### TASK GOAL
Beginning with the line containing "Decode this image" and ending with the last line, repeat the records exactly.

### ITEMS

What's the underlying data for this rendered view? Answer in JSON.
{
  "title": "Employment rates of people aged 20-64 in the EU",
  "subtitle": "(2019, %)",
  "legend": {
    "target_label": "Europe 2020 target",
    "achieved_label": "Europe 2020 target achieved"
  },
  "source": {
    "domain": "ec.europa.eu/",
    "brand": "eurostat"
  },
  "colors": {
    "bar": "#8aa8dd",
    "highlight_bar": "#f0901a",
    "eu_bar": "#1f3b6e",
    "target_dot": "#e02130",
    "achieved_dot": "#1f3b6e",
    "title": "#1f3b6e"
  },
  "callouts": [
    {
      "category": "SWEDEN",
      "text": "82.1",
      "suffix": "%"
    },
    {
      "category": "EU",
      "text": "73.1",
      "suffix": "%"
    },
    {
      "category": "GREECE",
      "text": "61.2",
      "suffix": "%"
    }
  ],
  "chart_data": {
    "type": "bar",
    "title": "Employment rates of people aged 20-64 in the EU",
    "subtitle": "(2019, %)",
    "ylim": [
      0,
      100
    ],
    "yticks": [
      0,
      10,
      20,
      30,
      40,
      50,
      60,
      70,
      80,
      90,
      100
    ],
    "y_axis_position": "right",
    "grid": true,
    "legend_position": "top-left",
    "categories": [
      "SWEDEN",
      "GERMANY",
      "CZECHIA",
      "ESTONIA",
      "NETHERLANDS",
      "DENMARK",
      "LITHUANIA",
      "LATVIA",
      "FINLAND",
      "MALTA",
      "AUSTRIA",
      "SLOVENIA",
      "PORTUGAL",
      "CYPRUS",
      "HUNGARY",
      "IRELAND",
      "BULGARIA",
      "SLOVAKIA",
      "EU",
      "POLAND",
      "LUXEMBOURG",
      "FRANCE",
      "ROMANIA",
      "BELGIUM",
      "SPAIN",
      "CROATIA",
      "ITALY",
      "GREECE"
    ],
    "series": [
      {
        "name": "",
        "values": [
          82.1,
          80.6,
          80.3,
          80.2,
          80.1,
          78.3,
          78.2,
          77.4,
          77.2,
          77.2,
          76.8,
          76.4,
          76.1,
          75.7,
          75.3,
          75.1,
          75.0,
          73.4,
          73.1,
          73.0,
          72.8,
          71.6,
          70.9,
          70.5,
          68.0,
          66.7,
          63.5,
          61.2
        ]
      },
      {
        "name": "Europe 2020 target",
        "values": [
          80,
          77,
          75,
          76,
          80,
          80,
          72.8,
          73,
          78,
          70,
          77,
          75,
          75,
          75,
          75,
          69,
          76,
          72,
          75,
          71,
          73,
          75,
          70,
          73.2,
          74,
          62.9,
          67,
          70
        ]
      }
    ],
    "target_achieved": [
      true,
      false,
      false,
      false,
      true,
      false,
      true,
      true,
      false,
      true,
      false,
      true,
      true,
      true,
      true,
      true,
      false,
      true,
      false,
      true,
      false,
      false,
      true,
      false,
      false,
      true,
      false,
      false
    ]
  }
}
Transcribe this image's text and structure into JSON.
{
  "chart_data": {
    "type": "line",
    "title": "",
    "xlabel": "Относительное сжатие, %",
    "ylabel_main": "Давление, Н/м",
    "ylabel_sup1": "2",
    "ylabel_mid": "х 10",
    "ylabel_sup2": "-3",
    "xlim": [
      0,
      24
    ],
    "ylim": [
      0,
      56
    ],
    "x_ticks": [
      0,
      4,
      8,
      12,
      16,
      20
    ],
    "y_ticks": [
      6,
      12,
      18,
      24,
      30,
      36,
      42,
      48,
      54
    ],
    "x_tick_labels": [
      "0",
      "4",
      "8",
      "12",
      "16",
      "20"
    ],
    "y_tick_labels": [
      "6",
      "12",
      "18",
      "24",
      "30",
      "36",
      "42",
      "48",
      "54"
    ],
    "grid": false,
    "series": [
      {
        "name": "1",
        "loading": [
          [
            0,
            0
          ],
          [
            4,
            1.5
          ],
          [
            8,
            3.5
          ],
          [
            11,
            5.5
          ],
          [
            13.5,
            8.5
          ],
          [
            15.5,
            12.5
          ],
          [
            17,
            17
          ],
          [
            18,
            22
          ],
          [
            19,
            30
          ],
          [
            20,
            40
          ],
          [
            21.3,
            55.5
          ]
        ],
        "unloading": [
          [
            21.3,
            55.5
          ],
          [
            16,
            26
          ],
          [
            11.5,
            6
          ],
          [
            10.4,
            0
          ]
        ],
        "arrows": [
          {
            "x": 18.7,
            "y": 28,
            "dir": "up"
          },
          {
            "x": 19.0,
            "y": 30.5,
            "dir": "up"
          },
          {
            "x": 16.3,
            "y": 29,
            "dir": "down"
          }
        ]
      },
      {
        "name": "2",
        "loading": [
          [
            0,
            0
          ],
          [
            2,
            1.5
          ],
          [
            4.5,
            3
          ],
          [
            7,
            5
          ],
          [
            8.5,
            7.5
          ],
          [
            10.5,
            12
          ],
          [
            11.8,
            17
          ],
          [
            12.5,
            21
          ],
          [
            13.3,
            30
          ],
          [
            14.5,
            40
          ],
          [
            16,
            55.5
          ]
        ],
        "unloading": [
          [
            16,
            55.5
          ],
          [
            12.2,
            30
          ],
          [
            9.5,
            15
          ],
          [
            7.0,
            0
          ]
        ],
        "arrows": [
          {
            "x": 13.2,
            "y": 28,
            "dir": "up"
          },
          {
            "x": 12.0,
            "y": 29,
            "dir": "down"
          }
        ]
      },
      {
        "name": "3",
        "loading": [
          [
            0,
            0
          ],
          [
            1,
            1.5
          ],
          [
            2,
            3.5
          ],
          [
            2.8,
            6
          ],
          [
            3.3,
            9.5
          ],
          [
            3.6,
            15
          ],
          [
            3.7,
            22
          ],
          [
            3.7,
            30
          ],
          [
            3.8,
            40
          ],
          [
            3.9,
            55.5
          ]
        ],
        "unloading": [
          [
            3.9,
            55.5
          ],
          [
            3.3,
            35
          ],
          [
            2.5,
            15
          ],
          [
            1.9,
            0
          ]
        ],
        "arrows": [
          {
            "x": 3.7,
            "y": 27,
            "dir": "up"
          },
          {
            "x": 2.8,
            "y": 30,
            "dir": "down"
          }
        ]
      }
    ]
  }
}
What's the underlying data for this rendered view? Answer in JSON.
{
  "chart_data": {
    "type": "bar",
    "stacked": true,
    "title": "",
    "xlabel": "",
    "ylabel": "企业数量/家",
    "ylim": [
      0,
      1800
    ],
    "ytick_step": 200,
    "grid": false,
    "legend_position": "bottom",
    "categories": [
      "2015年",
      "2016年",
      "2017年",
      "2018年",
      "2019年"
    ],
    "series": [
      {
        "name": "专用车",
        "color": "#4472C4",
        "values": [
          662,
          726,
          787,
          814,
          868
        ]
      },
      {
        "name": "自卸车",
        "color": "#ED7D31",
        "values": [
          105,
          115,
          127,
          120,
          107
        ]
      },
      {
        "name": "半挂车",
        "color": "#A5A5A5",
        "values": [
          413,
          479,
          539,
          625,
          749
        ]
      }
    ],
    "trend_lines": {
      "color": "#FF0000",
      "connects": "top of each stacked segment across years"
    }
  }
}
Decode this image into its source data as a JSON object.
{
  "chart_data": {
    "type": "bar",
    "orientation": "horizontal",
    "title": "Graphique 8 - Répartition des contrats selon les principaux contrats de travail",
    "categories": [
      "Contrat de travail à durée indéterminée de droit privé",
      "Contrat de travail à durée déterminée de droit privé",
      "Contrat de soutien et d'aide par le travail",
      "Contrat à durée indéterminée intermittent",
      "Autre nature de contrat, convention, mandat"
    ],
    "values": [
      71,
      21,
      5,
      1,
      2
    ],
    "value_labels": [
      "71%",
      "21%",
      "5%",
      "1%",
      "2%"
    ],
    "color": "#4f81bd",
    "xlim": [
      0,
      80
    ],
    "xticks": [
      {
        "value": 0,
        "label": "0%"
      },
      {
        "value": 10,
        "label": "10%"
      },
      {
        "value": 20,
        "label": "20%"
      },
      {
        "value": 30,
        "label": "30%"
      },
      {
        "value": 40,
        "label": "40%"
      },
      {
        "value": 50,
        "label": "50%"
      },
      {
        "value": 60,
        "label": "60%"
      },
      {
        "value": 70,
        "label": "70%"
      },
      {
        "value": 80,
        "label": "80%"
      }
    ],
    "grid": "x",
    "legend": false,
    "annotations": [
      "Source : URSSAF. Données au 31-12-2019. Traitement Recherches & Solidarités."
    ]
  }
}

### EXERCISE SOLUTION
Decode this image into its source data as a JSON object.
{
  "chart_data": {
    "type": "bar",
    "orientation": "horizontal",
    "title": "Graphique 8 - Répartition des contrats selon les principaux contrats de travail",
    "categories": [
      "Contrat de travail à durée indéterminée de droit privé",
      "Contrat de travail à durée déterminée de droit privé",
      "Contrat de soutien et d'aide par le travail",
      "Contrat à durée indéterminée intermittent",
      "Autre nature de contrat, convention, mandat"
    ],
    "values": [
      71,
      21,
      5,
      1,
      2
    ],
    "value_labels": [
      "71%",
      "21%",
      "5%",
      "1%",
      "2%"
    ],
    "color": "#4f81bd",
    "xlim": [
      0,
      80
    ],
    "xticks": [
      {
        "value": 0,
        "label": "0%"
      },
      {
        "value": 10,
        "label": "10%"
      },
      {
        "value": 20,
        "label": "20%"
      },
      {
        "value": 30,
        "label": "30%"
      },
      {
        "value": 40,
        "label": "40%"
      },
      {
        "value": 50,
        "label": "50%"
      },
      {
        "value": 60,
        "label": "60%"
      },
      {
        "value": 70,
        "label": "70%"
      },
      {
        "value": 80,
        "label": "80%"
      }
    ],
    "grid": "x",
    "legend": false,
    "annotations": [
      "Source : URSSAF. Données au 31-12-2019. Traitement Recherches & Solidarités."
    ]
  }
}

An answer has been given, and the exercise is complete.